┌────────
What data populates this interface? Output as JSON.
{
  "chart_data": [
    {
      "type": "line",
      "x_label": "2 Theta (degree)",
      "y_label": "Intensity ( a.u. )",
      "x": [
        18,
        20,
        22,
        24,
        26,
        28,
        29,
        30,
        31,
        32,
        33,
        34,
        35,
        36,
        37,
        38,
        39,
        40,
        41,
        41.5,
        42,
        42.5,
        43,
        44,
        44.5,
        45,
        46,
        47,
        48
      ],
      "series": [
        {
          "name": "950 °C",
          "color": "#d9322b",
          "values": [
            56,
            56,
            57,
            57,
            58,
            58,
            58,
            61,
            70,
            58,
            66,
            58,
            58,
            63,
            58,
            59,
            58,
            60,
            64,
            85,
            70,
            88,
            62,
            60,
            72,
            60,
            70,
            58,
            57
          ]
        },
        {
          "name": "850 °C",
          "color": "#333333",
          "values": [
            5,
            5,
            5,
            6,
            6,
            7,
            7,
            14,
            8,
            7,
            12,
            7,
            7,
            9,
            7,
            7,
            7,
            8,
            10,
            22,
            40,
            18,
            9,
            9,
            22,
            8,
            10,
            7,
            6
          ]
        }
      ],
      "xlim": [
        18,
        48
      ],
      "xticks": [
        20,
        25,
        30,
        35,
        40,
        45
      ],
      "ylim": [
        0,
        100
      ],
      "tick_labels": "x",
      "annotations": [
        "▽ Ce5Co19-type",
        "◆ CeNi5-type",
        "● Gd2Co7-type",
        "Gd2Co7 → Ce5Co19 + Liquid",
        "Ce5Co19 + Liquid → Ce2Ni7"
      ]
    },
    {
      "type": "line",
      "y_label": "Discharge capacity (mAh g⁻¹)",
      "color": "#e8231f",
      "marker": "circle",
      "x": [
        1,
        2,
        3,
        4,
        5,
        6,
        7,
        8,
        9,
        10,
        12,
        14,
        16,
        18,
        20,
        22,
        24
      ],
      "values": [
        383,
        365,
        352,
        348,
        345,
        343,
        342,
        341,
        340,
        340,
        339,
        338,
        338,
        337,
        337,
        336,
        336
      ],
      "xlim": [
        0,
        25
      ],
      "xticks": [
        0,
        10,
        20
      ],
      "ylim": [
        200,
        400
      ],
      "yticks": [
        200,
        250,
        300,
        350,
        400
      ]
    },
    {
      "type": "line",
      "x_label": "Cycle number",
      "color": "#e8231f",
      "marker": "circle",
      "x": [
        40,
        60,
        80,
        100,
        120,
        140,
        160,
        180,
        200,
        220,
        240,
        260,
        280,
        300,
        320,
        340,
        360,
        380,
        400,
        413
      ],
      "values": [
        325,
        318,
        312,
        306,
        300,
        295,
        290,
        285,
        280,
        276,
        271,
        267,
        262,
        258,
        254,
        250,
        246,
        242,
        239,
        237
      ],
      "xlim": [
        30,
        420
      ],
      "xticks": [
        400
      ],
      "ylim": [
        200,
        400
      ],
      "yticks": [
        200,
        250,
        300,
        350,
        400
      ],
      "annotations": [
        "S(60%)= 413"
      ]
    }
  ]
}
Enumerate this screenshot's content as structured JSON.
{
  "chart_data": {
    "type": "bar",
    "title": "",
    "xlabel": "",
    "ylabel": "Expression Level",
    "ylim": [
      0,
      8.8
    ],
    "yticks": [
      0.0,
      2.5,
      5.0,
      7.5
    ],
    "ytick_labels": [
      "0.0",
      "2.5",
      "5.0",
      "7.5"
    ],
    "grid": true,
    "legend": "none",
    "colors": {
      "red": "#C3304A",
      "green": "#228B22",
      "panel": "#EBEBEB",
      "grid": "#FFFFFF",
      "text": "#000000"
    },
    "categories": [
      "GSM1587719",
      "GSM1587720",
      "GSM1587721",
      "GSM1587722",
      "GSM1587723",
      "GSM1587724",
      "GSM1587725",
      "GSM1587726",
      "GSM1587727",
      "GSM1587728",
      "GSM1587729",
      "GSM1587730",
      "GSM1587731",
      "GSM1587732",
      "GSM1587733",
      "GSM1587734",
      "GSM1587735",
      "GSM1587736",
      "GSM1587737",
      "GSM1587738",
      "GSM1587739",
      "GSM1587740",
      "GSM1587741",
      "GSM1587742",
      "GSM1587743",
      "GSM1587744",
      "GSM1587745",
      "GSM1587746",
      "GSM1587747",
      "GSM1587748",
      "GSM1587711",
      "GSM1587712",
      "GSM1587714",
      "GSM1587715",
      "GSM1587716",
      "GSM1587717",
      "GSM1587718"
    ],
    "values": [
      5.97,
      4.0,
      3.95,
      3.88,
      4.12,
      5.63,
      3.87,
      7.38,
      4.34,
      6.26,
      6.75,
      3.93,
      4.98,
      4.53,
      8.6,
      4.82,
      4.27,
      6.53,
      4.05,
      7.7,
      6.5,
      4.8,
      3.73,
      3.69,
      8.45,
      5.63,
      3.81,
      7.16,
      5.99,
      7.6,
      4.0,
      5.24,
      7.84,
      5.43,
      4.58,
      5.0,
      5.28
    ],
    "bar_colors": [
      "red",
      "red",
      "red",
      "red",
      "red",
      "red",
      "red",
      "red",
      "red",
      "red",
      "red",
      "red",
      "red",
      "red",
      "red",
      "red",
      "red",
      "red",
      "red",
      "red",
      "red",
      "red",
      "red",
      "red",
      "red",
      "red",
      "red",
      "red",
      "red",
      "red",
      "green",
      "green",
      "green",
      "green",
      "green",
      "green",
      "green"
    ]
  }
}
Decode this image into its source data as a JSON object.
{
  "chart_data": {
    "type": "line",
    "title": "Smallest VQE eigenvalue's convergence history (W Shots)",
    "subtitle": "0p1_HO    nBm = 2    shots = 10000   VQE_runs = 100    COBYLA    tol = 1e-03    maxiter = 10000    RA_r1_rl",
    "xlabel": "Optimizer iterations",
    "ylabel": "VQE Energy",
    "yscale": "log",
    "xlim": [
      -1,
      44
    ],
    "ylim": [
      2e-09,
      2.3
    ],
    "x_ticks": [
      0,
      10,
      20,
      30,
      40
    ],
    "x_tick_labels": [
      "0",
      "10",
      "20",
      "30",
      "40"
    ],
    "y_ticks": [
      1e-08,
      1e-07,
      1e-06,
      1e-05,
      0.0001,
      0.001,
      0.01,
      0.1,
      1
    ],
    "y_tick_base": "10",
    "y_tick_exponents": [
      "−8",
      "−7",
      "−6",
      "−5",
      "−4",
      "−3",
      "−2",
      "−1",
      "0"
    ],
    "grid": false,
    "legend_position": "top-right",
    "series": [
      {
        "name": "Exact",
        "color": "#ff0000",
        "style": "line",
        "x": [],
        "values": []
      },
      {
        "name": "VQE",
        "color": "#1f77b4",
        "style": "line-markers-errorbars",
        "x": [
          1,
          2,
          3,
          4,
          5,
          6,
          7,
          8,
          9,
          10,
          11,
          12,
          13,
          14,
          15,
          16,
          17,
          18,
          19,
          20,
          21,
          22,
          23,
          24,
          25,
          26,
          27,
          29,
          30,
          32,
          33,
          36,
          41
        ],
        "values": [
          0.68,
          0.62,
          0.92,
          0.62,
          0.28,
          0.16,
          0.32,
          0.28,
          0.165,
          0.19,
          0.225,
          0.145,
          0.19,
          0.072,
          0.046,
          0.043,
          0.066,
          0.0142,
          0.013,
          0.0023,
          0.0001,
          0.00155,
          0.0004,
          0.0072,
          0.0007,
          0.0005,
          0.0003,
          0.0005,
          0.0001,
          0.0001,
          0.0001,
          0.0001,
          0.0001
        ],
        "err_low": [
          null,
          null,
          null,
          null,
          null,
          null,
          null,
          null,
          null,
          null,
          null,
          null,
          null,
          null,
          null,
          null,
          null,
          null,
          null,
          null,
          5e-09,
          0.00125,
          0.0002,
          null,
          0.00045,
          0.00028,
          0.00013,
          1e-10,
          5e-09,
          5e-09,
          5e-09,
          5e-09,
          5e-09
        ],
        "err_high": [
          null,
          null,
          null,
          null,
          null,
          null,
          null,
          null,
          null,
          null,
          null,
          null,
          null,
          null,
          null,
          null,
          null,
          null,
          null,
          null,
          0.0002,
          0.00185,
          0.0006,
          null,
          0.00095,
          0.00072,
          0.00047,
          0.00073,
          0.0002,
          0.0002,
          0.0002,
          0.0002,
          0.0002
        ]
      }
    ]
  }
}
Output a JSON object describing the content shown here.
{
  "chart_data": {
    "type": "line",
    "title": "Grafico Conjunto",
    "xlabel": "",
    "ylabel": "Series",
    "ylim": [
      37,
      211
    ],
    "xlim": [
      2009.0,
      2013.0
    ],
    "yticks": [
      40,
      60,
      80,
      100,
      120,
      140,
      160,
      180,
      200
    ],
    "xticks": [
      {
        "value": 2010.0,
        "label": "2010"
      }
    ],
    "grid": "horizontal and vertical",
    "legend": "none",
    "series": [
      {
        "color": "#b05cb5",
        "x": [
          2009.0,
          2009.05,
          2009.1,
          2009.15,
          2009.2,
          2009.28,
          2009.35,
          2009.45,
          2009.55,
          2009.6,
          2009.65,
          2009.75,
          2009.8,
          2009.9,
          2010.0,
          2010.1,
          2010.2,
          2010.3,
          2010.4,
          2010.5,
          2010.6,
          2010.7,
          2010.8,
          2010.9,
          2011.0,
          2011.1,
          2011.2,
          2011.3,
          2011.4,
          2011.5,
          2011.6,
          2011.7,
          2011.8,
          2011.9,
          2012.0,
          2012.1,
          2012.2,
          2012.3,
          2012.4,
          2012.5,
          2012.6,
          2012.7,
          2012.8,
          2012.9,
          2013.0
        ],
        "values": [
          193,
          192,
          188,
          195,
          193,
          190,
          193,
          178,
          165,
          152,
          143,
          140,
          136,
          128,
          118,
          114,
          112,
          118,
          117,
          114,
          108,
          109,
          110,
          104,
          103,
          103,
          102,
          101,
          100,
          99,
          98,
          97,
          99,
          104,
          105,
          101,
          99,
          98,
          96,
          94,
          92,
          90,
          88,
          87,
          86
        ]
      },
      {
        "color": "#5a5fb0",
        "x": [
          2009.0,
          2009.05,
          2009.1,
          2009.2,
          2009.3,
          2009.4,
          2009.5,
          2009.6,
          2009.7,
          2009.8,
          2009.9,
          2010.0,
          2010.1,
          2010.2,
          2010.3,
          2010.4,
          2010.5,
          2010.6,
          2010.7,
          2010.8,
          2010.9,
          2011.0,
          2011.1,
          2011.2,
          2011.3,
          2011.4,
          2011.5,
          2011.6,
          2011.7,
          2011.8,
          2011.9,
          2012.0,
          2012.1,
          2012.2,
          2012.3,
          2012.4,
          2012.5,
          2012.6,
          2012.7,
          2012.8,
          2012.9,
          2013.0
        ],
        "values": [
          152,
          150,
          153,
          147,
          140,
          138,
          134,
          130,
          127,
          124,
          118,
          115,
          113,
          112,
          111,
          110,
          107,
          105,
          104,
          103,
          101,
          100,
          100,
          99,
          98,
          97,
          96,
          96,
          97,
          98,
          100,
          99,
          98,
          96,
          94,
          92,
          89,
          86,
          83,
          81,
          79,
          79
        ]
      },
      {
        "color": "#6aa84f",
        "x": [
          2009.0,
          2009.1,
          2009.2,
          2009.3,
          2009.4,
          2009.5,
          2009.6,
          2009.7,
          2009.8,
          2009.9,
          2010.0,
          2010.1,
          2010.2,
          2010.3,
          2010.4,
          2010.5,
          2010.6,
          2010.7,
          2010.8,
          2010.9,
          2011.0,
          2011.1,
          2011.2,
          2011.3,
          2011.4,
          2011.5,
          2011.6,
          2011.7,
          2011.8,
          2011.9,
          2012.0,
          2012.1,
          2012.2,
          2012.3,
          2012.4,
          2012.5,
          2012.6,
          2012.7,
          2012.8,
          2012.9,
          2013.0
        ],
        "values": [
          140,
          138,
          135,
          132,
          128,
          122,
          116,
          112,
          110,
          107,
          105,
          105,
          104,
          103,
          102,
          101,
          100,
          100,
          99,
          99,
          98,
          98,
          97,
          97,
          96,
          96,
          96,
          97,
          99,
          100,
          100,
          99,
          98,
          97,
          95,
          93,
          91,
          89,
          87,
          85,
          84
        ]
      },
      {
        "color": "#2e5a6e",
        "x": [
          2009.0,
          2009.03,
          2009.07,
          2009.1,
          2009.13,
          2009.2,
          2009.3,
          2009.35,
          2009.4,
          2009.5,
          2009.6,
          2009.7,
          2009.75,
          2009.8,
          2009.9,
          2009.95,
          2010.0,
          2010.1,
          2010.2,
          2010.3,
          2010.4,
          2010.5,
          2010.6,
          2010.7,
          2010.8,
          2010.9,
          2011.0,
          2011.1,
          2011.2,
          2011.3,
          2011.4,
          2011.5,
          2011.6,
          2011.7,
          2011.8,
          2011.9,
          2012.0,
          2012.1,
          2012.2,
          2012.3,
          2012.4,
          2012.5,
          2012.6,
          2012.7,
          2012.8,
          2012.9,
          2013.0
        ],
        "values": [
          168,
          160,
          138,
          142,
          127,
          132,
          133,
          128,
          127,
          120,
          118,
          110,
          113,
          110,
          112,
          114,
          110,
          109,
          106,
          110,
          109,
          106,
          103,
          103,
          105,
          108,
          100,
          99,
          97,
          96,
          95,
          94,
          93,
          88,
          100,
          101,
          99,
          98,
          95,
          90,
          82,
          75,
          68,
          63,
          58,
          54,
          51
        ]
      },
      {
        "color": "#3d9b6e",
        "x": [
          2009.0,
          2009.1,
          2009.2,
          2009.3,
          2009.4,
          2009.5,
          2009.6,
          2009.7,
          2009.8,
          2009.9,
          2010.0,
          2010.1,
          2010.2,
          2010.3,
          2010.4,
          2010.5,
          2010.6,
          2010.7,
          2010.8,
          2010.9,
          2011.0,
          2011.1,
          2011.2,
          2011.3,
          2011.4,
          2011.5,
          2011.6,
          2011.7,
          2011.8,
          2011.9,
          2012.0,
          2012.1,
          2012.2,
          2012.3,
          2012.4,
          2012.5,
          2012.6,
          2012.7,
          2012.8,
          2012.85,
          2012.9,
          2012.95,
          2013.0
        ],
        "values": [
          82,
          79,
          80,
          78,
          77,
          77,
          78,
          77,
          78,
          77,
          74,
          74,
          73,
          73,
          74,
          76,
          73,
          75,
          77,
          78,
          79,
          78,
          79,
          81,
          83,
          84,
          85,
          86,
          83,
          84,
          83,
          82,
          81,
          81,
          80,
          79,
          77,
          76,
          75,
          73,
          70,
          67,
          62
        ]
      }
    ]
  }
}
└────────
**TASK DIRECTIONS:** Pick out all lines from the data above in which the word "Liquid" appears.

**REPLY:**
        "Gd2Co7 → Ce5Co19 + Liquid",
        "Ce5Co19 + Liquid → Ce2Ni7"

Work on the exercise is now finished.